■ EXERCISE DIRECTIONS ■
Every line that holds "fundamental" should be shown.

[Dataset entries on figures]
※
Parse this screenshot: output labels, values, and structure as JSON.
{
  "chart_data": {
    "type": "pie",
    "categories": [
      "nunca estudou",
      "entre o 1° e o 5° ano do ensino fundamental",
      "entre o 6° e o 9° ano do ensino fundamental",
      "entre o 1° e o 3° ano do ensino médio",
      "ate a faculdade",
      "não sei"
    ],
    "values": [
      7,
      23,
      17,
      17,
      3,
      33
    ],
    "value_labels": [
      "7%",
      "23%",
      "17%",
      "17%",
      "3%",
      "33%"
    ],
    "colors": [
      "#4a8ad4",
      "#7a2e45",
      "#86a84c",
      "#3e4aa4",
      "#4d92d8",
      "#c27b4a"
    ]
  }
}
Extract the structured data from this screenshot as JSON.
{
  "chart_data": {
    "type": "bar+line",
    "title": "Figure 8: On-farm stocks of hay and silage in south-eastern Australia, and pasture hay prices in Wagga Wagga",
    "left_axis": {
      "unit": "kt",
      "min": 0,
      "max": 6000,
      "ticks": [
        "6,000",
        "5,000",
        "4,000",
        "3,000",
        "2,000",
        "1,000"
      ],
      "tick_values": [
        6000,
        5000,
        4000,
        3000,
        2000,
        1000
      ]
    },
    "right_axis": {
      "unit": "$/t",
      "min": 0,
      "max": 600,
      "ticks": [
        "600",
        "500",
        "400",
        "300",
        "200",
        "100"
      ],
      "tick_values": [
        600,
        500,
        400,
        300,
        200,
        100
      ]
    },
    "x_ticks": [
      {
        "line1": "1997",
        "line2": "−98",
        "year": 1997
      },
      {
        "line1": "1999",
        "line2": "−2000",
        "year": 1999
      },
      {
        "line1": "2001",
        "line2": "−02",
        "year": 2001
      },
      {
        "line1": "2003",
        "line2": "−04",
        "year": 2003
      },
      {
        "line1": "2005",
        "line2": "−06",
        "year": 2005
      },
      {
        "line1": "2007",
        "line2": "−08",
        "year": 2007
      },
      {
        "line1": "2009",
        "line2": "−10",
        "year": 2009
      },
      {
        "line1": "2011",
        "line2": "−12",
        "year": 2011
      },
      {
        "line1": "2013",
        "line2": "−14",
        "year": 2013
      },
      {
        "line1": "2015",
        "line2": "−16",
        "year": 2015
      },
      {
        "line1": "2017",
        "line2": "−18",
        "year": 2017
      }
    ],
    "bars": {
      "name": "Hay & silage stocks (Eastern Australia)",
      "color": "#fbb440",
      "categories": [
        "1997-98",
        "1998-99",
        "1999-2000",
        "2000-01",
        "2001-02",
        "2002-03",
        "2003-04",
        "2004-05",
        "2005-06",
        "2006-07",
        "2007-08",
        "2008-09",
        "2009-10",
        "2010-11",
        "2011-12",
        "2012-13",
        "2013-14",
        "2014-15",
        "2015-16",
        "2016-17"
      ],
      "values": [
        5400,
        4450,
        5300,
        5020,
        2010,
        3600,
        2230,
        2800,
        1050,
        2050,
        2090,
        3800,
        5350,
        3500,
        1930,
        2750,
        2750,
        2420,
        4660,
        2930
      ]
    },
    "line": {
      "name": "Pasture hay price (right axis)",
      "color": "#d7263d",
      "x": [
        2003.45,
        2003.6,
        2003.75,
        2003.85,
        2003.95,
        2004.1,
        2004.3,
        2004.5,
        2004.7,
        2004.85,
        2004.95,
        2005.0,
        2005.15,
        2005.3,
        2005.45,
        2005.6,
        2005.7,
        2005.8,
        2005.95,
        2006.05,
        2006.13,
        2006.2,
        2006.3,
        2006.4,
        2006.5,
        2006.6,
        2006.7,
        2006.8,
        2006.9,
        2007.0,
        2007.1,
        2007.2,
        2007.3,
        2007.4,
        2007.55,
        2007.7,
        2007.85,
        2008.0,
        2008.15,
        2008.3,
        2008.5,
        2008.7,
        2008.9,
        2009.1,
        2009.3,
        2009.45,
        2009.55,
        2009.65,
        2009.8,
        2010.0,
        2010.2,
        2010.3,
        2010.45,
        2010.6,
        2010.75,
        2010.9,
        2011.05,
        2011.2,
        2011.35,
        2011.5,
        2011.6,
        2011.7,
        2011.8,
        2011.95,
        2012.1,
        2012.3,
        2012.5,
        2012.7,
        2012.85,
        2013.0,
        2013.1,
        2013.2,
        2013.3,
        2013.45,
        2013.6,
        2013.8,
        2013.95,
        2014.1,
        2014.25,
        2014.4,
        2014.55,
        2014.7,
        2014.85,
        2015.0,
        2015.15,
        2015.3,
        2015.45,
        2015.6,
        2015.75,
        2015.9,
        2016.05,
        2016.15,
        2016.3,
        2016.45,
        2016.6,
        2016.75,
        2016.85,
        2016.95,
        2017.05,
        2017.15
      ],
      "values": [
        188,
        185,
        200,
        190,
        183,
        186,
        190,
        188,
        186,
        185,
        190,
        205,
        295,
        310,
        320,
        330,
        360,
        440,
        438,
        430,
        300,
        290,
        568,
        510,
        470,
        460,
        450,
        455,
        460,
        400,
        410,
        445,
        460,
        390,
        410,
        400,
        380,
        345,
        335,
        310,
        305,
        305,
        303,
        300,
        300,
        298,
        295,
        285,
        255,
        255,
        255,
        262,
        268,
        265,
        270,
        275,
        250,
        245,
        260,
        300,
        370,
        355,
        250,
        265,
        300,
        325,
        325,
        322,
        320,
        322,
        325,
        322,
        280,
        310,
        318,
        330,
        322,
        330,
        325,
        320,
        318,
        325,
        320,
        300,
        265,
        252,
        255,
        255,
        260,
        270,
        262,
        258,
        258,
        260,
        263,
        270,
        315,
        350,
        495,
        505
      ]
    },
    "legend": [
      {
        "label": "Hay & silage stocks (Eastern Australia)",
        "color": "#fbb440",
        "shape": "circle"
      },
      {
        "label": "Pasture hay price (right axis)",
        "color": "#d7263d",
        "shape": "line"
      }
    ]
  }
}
※
■ RIGHT ANSWER ■
      "entre o 1° e o 5° ano do ensino fundamental",
      "entre o 6° e o 9° ano do ensino fundamental",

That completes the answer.